Stated exercise — Give every entry again, word for word.

Record list —
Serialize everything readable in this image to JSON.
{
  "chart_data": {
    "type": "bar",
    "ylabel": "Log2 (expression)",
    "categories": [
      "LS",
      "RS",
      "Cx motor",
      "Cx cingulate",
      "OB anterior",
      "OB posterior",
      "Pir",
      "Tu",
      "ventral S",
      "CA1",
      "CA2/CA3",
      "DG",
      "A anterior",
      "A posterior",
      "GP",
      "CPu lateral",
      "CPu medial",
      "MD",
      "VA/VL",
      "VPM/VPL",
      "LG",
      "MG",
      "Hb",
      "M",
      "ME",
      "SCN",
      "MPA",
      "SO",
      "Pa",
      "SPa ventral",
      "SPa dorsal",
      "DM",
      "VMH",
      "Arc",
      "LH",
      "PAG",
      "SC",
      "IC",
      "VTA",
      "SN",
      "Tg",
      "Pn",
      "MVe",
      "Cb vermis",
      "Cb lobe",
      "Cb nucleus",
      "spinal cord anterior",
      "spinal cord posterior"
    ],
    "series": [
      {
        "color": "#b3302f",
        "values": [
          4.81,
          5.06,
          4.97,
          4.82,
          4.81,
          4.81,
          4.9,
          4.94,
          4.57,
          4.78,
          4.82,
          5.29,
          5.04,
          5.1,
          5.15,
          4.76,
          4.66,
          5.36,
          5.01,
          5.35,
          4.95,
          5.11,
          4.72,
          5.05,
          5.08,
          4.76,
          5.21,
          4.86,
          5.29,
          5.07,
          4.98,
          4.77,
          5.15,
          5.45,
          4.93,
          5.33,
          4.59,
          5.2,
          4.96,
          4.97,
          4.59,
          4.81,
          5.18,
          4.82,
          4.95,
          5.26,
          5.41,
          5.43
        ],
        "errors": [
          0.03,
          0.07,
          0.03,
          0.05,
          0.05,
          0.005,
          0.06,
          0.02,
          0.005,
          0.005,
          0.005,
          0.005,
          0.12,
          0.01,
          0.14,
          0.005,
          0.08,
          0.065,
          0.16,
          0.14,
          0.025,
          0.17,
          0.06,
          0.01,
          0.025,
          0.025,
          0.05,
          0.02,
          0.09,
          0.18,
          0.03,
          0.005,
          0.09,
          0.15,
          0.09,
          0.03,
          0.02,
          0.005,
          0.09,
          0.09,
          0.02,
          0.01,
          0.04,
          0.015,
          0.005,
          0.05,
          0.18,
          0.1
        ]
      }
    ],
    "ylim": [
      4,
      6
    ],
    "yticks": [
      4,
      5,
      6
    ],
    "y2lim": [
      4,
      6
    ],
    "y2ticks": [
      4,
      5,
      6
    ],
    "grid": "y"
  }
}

Task solution —
Serialize everything readable in this image to JSON.
{
  "chart_data": {
    "type": "bar",
    "ylabel": "Log2 (expression)",
    "categories": [
      "LS",
      "RS",
      "Cx motor",
      "Cx cingulate",
      "OB anterior",
      "OB posterior",
      "Pir",
      "Tu",
      "ventral S",
      "CA1",
      "CA2/CA3",
      "DG",
      "A anterior",
      "A posterior",
      "GP",
      "CPu lateral",
      "CPu medial",
      "MD",
      "VA/VL",
      "VPM/VPL",
      "LG",
      "MG",
      "Hb",
      "M",
      "ME",
      "SCN",
      "MPA",
      "SO",
      "Pa",
      "SPa ventral",
      "SPa dorsal",
      "DM",
      "VMH",
      "Arc",
      "LH",
      "PAG",
      "SC",
      "IC",
      "VTA",
      "SN",
      "Tg",
      "Pn",
      "MVe",
      "Cb vermis",
      "Cb lobe",
      "Cb nucleus",
      "spinal cord anterior",
      "spinal cord posterior"
    ],
    "series": [
      {
        "color": "#b3302f",
        "values": [
          4.81,
          5.06,
          4.97,
          4.82,
          4.81,
          4.81,
          4.9,
          4.94,
          4.57,
          4.78,
          4.82,
          5.29,
          5.04,
          5.1,
          5.15,
          4.76,
          4.66,
          5.36,
          5.01,
          5.35,
          4.95,
          5.11,
          4.72,
          5.05,
          5.08,
          4.76,
          5.21,
          4.86,
          5.29,
          5.07,
          4.98,
          4.77,
          5.15,
          5.45,
          4.93,
          5.33,
          4.59,
          5.2,
          4.96,
          4.97,
          4.59,
          4.81,
          5.18,
          4.82,
          4.95,
          5.26,
          5.41,
          5.43
        ],
        "errors": [
          0.03,
          0.07,
          0.03,
          0.05,
          0.05,
          0.005,
          0.06,
          0.02,
          0.005,
          0.005,
          0.005,
          0.005,
          0.12,
          0.01,
          0.14,
          0.005,
          0.08,
          0.065,
          0.16,
          0.14,
          0.025,
          0.17,
          0.06,
          0.01,
          0.025,
          0.025,
          0.05,
          0.02,
          0.09,
          0.18,
          0.03,
          0.005,
          0.09,
          0.15,
          0.09,
          0.03,
          0.02,
          0.005,
          0.09,
          0.09,
          0.02,
          0.01,
          0.04,
          0.015,
          0.005,
          0.05,
          0.18,
          0.1
        ]
      }
    ],
    "ylim": [
      4,
      6
    ],
    "yticks": [
      4,
      5,
      6
    ],
    "y2lim": [
      4,
      6
    ],
    "y2ticks": [
      4,
      5,
      6
    ],
    "grid": "y"
  }
}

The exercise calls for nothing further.